:: Problem requirements ::
Identify the lines that contain the word "клиенти" and copy each one.

:: Dataset entries ::
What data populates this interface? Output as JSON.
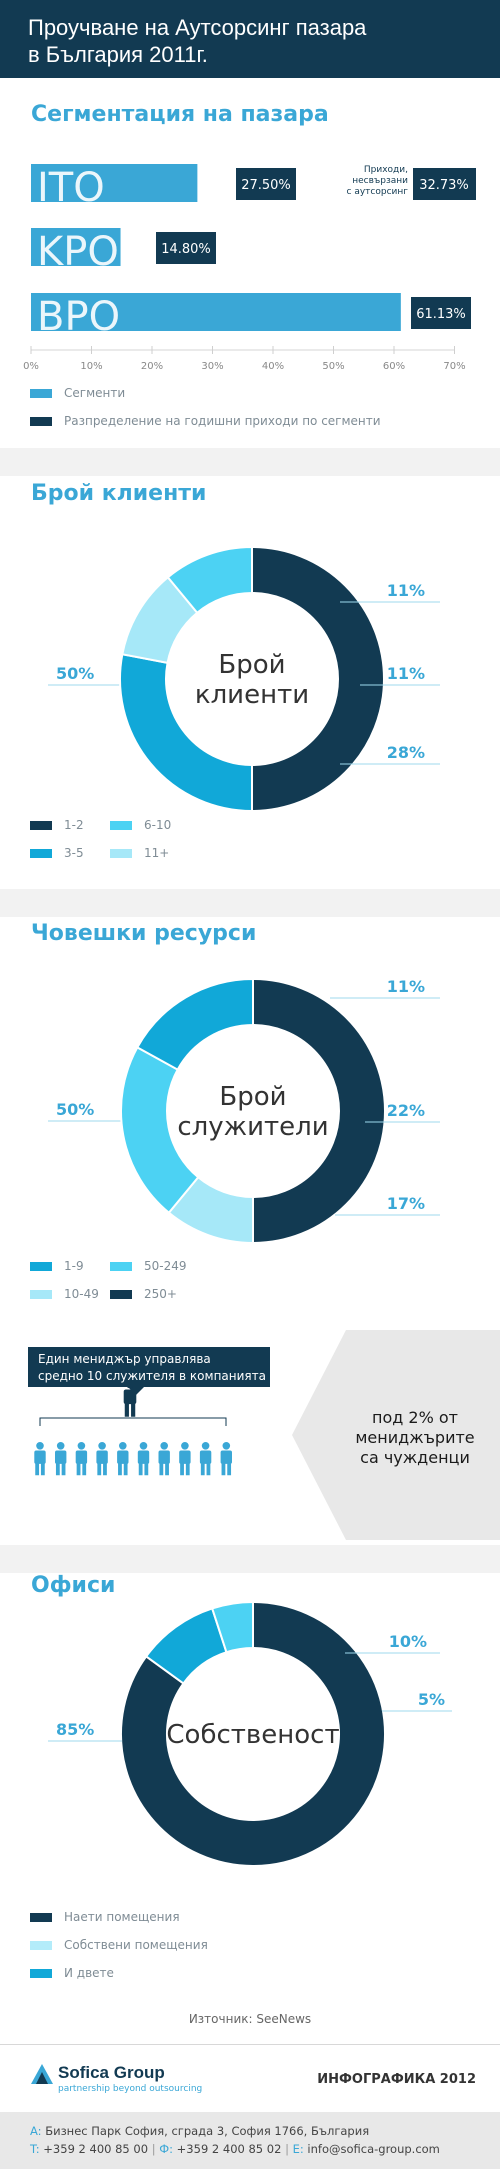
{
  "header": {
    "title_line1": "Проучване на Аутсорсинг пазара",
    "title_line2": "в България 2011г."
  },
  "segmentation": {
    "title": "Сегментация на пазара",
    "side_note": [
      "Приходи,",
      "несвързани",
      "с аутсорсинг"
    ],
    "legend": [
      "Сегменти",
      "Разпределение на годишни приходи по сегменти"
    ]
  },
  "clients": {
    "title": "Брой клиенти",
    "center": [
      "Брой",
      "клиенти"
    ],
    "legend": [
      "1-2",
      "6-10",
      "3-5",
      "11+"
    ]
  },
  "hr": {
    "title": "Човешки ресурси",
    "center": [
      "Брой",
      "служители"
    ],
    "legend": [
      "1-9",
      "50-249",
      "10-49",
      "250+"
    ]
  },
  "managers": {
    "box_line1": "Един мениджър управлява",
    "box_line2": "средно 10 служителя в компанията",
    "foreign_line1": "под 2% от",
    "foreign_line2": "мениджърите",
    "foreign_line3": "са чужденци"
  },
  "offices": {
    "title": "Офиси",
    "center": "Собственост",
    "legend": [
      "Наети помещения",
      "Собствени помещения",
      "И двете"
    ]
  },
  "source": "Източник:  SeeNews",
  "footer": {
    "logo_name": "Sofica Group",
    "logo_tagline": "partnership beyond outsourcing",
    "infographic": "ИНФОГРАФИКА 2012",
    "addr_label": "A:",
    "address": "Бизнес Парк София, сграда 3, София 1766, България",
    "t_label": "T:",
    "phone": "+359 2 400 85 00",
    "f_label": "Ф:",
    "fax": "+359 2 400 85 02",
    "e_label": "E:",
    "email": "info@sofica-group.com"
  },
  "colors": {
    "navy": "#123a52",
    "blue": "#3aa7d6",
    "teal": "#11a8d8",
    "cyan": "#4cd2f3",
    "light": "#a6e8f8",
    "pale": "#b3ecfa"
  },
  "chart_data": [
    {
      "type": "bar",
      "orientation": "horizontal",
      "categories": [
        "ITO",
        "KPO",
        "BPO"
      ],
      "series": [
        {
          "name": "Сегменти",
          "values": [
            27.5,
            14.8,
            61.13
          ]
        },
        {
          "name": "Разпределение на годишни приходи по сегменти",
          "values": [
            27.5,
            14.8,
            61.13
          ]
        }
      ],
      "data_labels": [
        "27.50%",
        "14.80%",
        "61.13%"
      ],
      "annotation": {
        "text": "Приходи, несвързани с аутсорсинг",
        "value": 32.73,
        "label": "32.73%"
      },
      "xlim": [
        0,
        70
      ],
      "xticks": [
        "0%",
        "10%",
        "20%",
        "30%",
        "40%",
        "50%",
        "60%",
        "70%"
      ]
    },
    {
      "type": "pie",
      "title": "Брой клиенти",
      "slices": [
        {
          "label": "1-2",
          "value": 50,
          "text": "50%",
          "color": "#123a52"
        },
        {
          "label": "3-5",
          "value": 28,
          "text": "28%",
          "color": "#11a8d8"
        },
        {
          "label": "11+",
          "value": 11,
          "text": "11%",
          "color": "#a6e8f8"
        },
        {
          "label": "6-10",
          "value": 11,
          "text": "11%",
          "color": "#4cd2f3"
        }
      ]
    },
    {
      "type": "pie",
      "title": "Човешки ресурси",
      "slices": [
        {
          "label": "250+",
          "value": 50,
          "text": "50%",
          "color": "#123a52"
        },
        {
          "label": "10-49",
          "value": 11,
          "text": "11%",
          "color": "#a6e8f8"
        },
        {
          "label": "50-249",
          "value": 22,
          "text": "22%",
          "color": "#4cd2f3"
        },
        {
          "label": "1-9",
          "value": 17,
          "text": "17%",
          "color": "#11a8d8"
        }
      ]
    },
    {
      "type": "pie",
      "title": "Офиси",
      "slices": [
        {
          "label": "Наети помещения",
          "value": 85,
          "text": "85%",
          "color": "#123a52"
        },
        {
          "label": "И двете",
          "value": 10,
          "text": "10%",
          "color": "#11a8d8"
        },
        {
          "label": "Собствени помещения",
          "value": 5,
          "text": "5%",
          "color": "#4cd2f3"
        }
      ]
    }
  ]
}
* * *
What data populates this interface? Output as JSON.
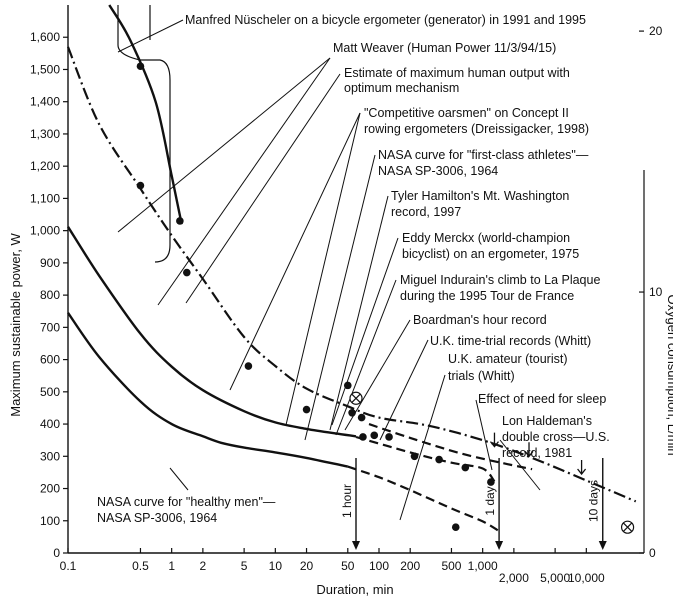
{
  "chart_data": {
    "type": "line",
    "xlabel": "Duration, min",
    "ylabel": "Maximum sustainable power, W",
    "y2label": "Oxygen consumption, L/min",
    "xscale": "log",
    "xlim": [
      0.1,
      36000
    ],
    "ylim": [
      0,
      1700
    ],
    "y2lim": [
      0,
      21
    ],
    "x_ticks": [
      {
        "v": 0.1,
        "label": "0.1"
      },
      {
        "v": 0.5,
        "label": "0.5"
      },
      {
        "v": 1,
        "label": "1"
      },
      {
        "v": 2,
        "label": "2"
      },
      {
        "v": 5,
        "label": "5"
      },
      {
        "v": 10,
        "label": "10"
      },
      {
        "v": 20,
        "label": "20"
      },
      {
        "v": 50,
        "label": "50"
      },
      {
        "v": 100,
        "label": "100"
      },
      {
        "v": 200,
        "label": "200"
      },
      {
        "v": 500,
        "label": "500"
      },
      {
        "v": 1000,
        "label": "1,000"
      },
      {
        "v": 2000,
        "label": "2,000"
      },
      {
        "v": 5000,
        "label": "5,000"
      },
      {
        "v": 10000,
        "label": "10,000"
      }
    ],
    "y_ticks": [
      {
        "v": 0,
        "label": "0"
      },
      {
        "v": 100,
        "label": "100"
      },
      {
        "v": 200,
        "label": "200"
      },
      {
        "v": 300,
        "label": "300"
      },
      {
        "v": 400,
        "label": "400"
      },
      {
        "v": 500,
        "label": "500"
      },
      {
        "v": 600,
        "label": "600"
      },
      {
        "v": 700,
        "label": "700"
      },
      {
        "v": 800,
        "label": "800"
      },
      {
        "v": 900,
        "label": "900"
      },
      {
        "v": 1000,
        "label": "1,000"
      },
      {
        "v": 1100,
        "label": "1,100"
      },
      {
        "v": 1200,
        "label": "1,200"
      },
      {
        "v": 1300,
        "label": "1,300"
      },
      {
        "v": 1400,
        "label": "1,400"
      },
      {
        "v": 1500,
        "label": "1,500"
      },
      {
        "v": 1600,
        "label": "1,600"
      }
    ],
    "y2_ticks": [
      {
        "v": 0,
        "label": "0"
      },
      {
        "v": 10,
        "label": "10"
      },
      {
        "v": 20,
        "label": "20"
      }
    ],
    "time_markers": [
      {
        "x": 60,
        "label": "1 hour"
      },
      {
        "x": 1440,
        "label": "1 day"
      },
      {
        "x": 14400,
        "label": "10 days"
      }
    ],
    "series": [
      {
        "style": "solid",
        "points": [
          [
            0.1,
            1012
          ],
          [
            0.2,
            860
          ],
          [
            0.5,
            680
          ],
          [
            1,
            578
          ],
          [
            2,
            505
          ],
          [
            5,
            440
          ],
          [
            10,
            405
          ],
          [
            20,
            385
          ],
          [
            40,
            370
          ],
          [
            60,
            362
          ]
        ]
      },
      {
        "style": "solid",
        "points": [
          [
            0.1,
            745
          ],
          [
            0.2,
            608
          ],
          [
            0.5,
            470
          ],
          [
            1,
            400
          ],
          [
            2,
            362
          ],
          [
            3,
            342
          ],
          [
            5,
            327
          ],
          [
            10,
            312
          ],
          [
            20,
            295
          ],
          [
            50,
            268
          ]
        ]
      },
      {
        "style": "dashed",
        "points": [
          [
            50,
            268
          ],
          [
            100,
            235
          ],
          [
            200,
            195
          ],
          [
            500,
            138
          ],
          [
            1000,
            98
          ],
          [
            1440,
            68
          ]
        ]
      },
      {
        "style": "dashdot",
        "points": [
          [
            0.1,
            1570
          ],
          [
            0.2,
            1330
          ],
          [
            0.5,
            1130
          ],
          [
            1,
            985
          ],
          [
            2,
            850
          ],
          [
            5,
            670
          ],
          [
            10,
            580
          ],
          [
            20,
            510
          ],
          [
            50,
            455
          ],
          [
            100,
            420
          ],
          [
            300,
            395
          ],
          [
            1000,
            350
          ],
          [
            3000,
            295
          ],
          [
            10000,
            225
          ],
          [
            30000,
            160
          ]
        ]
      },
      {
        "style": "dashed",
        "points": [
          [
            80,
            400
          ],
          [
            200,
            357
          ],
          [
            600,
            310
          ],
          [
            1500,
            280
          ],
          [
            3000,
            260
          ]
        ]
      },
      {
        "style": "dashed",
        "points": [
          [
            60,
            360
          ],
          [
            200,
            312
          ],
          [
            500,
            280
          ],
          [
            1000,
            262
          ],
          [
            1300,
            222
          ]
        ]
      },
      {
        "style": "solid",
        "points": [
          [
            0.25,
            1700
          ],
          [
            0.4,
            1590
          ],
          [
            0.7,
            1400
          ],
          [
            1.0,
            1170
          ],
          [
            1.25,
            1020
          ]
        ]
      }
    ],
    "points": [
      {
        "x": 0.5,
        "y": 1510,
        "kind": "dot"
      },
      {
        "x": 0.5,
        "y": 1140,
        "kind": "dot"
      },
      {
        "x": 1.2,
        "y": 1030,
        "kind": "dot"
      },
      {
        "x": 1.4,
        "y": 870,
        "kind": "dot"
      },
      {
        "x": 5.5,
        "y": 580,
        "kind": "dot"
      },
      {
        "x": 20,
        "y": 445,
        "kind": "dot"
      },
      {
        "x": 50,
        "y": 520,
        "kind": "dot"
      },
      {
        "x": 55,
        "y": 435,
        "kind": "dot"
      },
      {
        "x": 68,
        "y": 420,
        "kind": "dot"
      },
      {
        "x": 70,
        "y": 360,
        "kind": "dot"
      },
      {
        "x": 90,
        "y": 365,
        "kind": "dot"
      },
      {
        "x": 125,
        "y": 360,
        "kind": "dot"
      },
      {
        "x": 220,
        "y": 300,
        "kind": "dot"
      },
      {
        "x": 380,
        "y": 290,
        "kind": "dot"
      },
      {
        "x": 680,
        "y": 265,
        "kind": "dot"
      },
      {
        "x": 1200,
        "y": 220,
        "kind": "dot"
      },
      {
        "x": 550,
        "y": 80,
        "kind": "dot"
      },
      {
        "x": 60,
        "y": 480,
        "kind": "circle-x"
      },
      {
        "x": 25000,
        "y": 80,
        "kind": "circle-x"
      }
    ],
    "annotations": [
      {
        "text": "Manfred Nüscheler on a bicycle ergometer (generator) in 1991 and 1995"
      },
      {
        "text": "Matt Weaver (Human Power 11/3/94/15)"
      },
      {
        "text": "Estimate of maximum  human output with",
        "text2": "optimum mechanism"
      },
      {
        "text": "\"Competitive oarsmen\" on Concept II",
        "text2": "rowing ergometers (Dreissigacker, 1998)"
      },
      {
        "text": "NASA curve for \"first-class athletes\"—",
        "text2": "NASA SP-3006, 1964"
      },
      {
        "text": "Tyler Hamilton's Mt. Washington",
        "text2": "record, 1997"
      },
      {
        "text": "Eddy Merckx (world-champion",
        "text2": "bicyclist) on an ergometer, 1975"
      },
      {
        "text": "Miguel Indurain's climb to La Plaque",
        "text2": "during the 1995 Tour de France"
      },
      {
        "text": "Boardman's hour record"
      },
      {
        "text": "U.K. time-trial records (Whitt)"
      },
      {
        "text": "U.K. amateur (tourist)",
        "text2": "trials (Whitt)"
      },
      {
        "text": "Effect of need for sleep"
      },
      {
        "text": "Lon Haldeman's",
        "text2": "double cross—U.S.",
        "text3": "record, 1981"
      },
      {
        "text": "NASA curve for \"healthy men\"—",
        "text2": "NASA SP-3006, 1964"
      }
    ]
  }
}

:: Answer to the task ::
    "title": "Брой клиенти",
      "клиенти"
      "title": "Брой клиенти",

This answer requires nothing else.